- Directions for this task
Reply with one number only: the count of lines below that contain the word "качеством".

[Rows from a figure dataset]
------------------------------------------------------------------------
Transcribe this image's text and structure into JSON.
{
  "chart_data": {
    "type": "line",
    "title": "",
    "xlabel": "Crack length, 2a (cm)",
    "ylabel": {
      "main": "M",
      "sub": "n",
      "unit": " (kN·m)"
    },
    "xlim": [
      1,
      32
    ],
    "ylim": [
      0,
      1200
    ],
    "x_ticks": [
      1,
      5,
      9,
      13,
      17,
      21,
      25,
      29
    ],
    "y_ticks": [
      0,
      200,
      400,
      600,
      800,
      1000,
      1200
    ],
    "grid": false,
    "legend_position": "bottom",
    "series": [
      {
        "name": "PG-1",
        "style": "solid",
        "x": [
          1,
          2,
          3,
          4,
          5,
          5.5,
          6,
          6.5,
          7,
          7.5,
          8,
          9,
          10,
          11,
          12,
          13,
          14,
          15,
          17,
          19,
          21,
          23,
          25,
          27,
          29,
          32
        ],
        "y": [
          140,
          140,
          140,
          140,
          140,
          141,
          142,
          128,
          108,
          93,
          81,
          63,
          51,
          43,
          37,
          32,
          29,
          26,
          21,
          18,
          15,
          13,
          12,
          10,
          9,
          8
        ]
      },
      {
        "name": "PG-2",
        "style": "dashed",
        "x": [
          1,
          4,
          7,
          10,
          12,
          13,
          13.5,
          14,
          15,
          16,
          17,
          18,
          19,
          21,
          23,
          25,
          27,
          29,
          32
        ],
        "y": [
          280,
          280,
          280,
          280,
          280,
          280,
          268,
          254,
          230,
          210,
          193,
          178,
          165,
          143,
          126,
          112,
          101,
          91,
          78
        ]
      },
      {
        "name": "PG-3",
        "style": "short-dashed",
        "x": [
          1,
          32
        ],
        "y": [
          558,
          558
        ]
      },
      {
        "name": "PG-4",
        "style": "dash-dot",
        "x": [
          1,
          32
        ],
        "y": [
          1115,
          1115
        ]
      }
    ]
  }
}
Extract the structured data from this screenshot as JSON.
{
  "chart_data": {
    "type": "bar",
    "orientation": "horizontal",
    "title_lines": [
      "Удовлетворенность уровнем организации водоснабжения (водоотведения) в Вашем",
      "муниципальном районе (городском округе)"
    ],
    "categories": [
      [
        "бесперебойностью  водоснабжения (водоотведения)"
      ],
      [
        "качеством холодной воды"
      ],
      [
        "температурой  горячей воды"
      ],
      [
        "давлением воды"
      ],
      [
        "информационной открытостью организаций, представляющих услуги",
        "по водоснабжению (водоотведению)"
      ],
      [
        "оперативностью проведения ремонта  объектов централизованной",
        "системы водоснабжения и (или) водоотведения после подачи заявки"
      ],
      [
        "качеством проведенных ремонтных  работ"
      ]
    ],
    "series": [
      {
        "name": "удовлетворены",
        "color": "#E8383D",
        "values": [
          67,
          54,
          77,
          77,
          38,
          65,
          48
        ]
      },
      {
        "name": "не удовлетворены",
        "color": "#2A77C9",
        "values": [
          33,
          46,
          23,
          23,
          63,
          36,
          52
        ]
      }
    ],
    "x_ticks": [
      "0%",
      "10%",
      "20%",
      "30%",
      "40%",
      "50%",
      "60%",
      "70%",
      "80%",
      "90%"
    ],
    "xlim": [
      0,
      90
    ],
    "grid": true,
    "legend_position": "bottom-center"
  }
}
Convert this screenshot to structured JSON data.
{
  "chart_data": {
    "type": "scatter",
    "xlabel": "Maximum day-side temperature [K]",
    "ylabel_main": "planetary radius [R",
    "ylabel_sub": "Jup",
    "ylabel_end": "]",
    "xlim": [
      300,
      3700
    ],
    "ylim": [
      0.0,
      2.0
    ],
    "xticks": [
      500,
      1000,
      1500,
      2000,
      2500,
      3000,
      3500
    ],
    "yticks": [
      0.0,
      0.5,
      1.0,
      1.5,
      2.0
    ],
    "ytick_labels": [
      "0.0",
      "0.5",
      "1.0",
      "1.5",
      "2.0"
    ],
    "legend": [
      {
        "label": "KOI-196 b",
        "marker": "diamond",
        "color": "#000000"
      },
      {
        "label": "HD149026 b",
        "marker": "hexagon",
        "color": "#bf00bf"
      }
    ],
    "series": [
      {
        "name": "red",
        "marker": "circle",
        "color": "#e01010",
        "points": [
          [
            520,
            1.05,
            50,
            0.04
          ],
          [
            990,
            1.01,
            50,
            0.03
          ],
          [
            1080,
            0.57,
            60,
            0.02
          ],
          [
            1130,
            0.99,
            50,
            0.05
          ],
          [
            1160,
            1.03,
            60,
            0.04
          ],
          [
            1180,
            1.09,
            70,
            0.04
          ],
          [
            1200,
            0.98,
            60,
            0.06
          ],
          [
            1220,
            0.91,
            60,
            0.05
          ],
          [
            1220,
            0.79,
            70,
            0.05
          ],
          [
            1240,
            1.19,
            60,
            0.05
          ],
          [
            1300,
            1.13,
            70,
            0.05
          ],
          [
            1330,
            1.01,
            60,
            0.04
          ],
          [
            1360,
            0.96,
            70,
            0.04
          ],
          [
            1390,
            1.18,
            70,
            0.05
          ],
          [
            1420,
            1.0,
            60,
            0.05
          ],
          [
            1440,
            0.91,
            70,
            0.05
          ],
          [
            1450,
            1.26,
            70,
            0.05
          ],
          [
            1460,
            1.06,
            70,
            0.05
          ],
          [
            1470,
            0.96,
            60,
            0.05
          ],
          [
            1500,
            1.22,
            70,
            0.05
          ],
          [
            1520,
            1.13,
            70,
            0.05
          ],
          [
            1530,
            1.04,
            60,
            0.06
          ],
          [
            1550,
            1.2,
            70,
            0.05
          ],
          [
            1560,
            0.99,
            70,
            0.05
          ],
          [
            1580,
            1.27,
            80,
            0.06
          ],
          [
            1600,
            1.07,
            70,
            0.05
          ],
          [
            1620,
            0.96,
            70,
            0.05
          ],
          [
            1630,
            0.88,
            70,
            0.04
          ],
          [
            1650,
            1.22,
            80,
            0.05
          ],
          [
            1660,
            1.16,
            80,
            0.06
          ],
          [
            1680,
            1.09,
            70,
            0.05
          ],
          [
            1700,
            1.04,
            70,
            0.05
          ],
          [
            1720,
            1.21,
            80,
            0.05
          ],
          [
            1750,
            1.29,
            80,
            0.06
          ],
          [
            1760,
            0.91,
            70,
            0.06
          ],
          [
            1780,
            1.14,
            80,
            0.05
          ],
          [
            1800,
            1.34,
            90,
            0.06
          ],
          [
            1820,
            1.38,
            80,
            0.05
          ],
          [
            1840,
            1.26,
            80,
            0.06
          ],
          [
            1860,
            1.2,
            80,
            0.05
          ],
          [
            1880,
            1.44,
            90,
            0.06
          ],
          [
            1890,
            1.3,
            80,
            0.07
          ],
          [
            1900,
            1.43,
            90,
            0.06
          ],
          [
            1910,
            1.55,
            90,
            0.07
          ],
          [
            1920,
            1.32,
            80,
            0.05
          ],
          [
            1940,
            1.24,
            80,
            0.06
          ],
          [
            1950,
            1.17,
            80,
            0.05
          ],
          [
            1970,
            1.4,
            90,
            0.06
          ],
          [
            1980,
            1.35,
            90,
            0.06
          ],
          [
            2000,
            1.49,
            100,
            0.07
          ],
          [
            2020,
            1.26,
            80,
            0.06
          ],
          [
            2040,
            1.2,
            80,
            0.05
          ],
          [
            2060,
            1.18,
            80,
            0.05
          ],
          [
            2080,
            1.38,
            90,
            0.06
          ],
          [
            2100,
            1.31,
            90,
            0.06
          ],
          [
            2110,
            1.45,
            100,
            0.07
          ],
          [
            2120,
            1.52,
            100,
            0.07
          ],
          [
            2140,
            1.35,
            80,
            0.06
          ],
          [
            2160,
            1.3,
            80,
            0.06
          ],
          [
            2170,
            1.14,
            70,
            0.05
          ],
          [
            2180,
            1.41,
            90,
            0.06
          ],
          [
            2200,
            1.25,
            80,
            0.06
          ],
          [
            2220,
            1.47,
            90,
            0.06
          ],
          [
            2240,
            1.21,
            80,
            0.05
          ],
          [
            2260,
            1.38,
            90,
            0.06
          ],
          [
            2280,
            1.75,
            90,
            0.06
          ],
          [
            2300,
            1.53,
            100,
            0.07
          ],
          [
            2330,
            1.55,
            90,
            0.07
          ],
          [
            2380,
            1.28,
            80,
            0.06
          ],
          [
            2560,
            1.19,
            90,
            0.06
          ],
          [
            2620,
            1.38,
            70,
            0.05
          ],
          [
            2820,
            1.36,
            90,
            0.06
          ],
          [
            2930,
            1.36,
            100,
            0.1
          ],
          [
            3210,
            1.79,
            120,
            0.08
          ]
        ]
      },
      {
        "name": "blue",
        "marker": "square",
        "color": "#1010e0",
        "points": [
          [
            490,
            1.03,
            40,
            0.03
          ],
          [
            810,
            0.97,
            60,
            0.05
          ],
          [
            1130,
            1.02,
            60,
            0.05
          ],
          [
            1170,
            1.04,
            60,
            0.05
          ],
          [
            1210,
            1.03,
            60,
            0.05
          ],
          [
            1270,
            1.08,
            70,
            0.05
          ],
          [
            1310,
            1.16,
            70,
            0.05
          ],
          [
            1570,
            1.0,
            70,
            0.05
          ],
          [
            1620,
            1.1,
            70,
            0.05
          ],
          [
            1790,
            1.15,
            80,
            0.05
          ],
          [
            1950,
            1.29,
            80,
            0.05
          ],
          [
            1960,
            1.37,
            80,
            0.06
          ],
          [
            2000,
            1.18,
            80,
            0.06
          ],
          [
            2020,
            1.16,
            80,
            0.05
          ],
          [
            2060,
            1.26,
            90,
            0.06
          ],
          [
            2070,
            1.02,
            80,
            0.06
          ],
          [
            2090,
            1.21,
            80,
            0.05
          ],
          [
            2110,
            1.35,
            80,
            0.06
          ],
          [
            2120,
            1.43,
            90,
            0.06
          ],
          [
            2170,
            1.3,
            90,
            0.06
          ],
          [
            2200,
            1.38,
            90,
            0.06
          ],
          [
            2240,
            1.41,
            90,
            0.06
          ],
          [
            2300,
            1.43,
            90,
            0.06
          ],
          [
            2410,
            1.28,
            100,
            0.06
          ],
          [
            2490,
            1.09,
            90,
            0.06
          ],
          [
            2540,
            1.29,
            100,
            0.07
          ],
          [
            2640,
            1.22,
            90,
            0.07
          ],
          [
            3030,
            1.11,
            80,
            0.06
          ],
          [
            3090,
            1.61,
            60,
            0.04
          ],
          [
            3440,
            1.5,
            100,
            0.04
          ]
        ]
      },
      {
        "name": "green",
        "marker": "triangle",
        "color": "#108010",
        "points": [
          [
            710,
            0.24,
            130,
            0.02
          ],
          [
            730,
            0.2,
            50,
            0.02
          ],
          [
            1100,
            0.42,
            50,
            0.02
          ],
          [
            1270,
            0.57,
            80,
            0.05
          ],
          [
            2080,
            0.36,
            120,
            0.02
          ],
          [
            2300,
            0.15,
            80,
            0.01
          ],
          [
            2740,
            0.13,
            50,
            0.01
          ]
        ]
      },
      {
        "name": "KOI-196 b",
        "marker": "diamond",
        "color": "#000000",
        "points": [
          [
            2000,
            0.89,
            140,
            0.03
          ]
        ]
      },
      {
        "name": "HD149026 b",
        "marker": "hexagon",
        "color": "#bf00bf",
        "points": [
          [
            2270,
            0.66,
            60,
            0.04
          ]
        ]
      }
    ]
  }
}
------------------------------------------------------------------------
- Full response
2